"""

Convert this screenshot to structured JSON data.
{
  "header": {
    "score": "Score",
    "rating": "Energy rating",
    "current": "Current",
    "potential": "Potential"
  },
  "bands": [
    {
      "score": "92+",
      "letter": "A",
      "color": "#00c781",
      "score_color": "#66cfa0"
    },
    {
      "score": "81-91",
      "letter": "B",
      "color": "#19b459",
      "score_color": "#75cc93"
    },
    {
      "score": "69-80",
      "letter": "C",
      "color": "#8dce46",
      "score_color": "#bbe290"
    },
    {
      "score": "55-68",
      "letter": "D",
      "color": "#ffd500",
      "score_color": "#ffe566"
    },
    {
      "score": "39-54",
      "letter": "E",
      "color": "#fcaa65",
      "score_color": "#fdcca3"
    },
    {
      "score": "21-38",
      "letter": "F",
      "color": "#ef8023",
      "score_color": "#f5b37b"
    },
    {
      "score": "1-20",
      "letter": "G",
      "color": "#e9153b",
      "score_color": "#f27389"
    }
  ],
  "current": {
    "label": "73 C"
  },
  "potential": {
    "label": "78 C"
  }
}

"""

Task prompt:
What is the number of lines in the records that contain the string "letter"? Give only that number.

Correct response:
7